Select the lines that contain "средств" and copy each of them.

━━━ Exercise data ━━━

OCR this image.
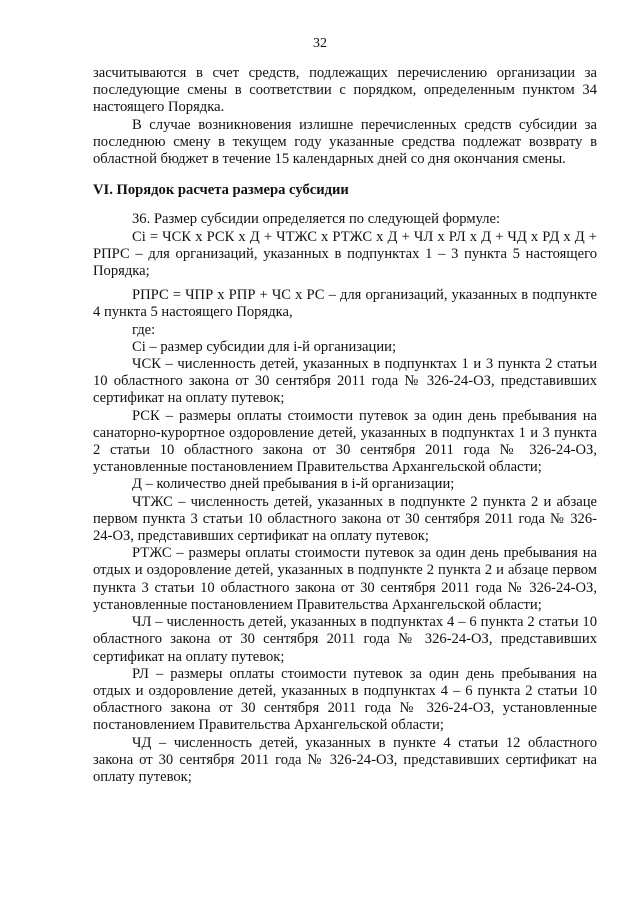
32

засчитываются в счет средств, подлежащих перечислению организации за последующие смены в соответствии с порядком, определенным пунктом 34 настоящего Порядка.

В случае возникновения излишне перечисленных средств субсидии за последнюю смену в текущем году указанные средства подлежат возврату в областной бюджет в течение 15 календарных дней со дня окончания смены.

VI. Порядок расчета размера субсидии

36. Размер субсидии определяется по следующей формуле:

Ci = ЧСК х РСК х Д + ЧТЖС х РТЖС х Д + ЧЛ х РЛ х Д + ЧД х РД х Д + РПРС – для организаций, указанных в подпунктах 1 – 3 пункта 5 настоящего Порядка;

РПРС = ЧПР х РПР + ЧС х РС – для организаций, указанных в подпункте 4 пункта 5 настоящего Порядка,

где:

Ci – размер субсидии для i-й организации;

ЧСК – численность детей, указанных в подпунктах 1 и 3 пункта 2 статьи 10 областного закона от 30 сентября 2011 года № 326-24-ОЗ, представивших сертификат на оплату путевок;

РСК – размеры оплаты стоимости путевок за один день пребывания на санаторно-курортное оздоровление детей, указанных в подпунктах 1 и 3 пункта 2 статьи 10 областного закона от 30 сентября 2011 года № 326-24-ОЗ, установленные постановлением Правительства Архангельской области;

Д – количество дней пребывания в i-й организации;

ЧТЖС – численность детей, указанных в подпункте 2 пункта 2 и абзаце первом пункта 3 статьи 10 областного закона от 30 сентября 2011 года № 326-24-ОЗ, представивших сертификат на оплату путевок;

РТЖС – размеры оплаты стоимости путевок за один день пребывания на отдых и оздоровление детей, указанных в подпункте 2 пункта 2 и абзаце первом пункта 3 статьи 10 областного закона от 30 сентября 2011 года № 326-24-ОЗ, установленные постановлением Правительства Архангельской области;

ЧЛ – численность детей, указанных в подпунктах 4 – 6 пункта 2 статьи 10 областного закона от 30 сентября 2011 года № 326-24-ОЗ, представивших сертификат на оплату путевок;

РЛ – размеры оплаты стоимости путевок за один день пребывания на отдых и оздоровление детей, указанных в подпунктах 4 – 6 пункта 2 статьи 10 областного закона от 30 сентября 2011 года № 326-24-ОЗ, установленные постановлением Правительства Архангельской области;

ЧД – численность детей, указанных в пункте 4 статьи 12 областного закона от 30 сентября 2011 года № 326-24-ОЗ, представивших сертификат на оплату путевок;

━━━

Solution:
засчитываются в счет средств, подлежащих перечислению организации за последующие смены в соответствии с порядком, определенным пунктом 34 настоящего Порядка.
В случае возникновения излишне перечисленных средств субсидии за последнюю смену в текущем году указанные средства подлежат возврату в областной бюджет в течение 15 календарных дней со дня окончания смены.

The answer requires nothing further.